Collected data entries

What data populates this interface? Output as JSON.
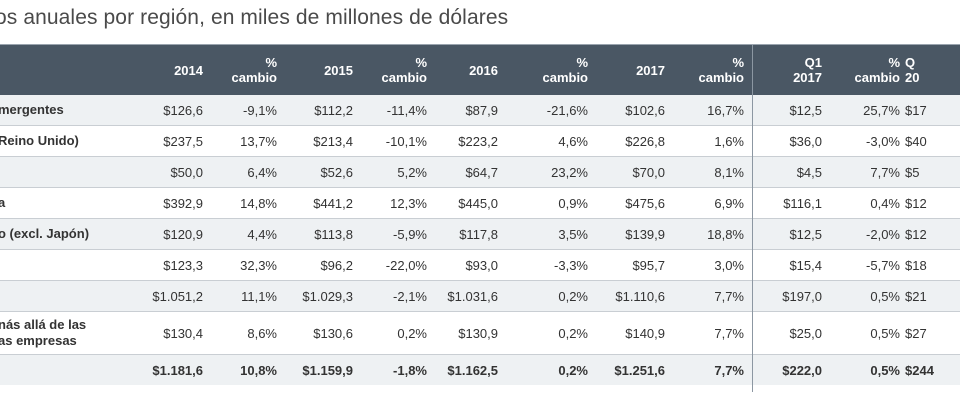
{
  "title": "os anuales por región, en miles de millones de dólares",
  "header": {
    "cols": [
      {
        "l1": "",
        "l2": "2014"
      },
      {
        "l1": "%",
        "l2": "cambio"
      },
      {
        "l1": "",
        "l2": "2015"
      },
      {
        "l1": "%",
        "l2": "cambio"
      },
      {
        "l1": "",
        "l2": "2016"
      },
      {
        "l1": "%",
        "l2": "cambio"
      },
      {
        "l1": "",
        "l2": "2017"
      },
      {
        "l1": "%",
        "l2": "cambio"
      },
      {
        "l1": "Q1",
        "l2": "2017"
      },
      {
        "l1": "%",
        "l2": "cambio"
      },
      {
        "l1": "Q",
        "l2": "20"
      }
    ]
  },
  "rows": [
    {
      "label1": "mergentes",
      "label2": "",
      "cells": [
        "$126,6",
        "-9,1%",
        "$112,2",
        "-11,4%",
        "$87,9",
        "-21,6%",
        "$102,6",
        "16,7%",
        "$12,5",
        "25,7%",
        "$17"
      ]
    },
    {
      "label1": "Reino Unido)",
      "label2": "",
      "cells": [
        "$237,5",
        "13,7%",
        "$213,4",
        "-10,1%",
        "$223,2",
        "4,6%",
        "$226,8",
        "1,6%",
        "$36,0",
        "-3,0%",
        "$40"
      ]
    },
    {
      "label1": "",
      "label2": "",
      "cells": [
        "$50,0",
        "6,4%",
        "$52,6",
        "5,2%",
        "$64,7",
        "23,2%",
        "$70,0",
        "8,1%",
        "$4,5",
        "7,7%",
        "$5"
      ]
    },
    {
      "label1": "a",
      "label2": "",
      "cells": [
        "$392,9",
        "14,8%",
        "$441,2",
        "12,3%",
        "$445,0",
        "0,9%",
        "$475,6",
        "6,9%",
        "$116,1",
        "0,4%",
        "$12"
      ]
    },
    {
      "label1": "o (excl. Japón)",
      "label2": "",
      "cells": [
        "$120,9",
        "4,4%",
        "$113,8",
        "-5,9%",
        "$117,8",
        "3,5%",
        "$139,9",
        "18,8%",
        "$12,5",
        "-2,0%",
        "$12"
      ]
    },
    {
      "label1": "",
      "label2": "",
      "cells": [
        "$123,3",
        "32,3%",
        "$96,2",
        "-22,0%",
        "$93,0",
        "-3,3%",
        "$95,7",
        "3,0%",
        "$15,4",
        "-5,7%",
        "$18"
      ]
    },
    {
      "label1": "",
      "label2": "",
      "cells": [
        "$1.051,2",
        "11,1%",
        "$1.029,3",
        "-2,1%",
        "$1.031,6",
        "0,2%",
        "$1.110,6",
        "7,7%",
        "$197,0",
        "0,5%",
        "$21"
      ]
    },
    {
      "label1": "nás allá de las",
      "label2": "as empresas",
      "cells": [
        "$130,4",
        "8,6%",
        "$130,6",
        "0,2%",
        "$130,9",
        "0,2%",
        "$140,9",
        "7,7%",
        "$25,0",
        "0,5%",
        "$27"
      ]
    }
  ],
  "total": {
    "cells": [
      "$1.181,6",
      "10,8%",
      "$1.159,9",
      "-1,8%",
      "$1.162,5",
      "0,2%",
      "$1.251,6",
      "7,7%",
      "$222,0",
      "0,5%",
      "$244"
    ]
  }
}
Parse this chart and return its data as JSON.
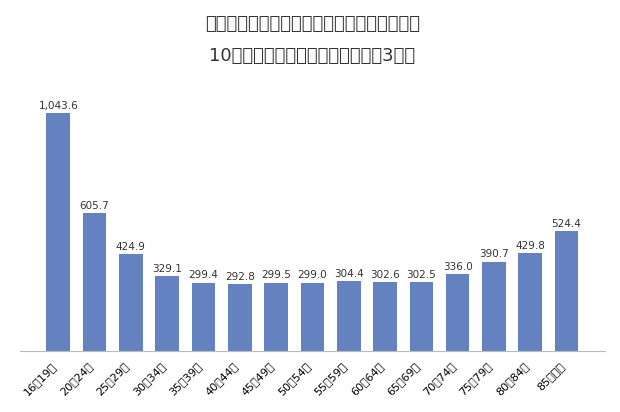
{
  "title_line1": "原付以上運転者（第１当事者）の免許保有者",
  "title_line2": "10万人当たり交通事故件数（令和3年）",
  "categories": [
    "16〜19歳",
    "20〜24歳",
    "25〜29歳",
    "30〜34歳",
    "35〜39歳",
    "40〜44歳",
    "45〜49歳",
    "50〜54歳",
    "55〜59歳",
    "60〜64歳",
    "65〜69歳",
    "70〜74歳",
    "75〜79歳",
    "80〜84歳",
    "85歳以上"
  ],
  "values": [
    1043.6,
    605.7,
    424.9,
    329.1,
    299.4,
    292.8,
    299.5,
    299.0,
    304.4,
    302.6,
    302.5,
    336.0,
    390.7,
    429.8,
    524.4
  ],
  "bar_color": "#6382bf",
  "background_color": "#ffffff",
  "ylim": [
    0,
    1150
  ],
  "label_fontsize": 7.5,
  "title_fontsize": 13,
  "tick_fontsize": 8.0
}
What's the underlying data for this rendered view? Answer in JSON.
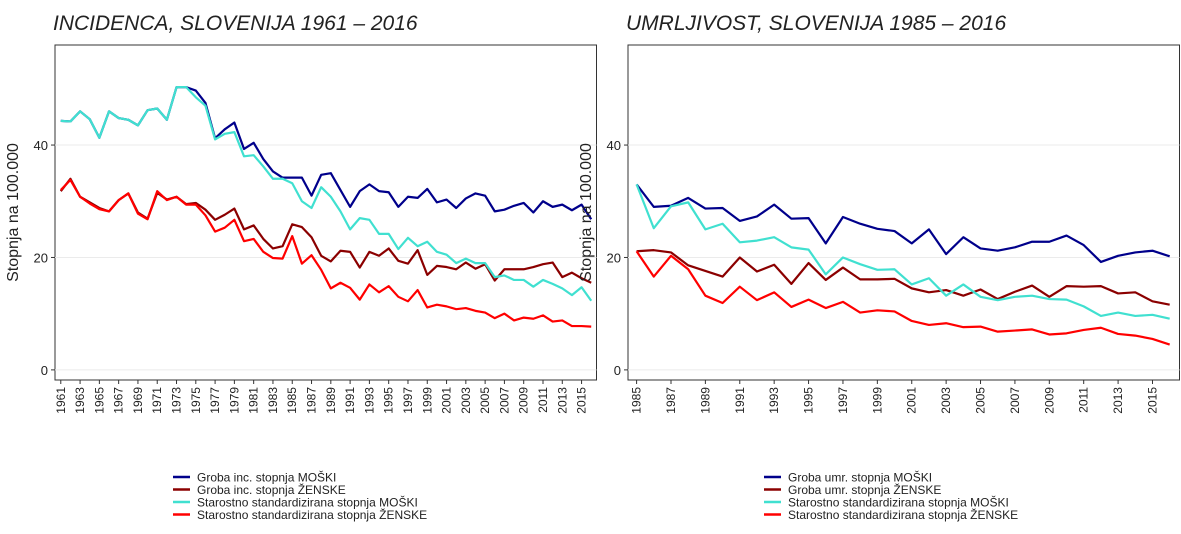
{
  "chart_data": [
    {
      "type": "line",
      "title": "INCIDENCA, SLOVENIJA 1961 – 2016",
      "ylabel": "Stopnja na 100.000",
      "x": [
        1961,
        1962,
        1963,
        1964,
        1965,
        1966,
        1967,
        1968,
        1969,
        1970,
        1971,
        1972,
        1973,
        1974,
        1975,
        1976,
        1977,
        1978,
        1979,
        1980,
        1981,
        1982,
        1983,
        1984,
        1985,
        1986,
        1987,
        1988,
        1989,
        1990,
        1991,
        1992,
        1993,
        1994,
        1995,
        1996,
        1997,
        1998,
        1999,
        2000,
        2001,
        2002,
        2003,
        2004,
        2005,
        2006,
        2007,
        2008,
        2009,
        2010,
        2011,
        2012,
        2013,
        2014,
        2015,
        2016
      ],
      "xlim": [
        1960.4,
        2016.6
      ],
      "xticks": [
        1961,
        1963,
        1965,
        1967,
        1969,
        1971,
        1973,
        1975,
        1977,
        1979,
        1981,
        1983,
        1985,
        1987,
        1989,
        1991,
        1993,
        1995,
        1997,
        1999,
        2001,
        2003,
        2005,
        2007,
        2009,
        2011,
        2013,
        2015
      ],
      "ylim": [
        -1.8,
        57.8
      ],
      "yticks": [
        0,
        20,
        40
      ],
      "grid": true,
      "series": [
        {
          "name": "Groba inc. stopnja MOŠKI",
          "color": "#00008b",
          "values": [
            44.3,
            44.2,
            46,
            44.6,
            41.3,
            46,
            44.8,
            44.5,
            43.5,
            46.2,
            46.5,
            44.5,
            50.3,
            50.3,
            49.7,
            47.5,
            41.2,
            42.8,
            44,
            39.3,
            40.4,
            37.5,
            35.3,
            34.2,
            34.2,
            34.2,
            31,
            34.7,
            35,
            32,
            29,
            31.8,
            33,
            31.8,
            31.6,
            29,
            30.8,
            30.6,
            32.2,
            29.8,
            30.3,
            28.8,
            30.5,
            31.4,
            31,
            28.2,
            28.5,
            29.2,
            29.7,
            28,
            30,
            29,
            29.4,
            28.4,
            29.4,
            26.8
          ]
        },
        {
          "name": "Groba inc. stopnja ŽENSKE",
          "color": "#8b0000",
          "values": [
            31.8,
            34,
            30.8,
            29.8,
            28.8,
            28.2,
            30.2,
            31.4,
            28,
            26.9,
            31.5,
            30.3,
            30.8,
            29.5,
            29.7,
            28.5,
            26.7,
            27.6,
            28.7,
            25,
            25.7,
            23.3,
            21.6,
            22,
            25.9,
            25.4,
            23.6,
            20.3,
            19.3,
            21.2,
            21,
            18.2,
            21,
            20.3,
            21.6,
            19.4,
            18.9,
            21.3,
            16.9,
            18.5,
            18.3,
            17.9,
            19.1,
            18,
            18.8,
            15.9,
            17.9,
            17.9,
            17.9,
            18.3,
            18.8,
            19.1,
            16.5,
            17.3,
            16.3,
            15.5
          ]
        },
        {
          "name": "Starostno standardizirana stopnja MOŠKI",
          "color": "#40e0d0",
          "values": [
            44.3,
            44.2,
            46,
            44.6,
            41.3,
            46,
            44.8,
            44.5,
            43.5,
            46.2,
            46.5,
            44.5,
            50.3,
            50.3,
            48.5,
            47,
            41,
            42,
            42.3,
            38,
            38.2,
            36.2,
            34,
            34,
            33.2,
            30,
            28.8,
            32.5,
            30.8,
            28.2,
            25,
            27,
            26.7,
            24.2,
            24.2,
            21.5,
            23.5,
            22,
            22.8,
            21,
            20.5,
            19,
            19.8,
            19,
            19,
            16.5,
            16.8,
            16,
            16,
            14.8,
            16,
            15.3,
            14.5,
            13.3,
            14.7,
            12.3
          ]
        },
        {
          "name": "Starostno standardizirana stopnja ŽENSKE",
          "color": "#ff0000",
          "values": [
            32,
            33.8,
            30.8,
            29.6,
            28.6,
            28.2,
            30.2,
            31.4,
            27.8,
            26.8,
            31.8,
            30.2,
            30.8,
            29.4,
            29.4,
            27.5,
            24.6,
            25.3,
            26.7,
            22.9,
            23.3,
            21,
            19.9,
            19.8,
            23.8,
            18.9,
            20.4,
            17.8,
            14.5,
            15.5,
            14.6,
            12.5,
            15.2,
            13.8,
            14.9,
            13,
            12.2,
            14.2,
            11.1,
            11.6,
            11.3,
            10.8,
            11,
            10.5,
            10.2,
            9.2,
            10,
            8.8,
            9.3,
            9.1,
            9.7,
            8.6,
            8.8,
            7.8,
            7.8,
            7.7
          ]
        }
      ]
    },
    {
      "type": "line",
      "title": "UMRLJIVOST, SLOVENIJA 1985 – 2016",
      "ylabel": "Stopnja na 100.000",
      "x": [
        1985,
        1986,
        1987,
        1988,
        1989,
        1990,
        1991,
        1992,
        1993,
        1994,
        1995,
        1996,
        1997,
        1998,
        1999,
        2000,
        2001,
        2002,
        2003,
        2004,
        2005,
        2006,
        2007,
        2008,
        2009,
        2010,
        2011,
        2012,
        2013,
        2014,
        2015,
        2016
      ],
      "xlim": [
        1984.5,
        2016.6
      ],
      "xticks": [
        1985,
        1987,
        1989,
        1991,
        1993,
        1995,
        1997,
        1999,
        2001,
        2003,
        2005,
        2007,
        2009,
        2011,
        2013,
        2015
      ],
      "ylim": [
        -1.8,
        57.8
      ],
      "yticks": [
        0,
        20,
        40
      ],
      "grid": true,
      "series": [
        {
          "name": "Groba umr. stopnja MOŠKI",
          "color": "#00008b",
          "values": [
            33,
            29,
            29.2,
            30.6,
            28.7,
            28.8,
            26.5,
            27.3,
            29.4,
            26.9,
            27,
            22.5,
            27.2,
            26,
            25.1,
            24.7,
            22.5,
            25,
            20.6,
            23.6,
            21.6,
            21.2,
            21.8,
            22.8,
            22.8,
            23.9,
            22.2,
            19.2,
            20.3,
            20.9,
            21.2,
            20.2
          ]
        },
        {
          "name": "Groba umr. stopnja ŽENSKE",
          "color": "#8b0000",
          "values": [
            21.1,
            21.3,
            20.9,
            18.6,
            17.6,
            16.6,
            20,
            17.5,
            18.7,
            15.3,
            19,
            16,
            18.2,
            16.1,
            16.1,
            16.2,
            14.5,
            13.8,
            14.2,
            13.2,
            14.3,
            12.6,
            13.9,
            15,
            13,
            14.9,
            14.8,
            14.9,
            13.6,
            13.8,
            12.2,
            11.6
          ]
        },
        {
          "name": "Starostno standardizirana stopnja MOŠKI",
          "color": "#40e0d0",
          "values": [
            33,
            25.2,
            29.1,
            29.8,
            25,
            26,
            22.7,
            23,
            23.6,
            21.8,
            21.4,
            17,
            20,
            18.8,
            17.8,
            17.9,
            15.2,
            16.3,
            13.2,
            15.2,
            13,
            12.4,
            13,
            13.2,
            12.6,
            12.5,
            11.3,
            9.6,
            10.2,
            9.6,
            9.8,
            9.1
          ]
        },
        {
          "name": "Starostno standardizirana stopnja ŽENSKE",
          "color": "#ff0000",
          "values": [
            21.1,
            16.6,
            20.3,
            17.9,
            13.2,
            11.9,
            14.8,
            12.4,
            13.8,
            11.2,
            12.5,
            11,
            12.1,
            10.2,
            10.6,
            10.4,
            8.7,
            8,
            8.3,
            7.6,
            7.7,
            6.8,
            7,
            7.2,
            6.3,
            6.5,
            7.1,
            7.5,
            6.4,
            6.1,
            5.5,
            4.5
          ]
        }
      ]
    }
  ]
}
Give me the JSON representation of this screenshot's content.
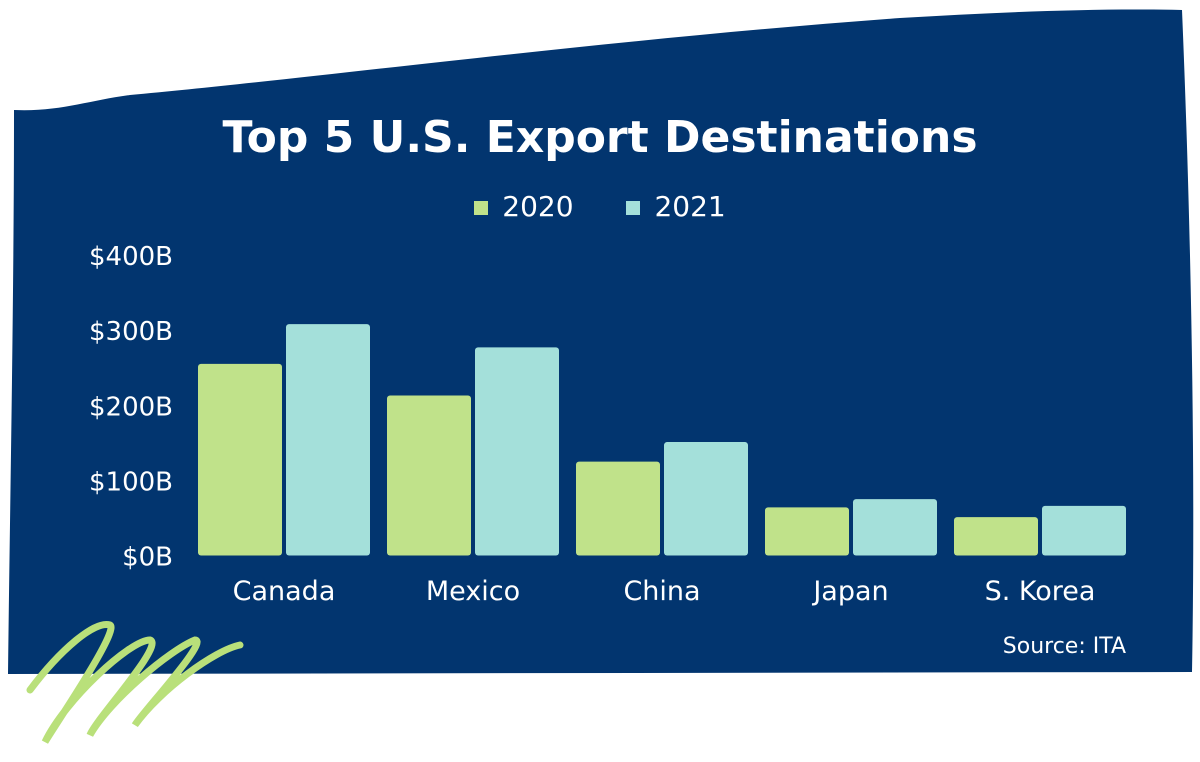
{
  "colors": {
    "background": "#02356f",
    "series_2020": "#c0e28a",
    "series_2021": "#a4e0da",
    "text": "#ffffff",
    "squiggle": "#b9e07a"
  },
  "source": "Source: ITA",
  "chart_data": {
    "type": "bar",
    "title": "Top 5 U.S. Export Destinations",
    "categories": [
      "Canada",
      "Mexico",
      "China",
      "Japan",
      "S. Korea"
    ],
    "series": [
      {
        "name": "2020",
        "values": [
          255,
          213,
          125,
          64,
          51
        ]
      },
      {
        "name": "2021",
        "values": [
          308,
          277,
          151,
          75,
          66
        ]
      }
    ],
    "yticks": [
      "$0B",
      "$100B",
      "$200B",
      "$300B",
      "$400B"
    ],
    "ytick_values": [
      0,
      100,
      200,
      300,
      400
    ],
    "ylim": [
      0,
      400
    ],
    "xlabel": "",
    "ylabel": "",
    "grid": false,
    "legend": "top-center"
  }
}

PROBLEM TO SOLVE » Begin with the line that contains "Give me the" and repeat every line through the end of the data, exactly and only those lines, leaving out the pictures.

ANSWER TO THIS TASK »
Give me the JSON representation of this screenshot's content.
{
  "colors": {
    "background": "#02356f",
    "series_2020": "#c0e28a",
    "series_2021": "#a4e0da",
    "text": "#ffffff",
    "squiggle": "#b9e07a"
  },
  "source": "Source: ITA",
  "chart_data": {
    "type": "bar",
    "title": "Top 5 U.S. Export Destinations",
    "categories": [
      "Canada",
      "Mexico",
      "China",
      "Japan",
      "S. Korea"
    ],
    "series": [
      {
        "name": "2020",
        "values": [
          255,
          213,
          125,
          64,
          51
        ]
      },
      {
        "name": "2021",
        "values": [
          308,
          277,
          151,
          75,
          66
        ]
      }
    ],
    "yticks": [
      "$0B",
      "$100B",
      "$200B",
      "$300B",
      "$400B"
    ],
    "ytick_values": [
      0,
      100,
      200,
      300,
      400
    ],
    "ylim": [
      0,
      400
    ],
    "xlabel": "",
    "ylabel": "",
    "grid": false,
    "legend": "top-center"
  }
}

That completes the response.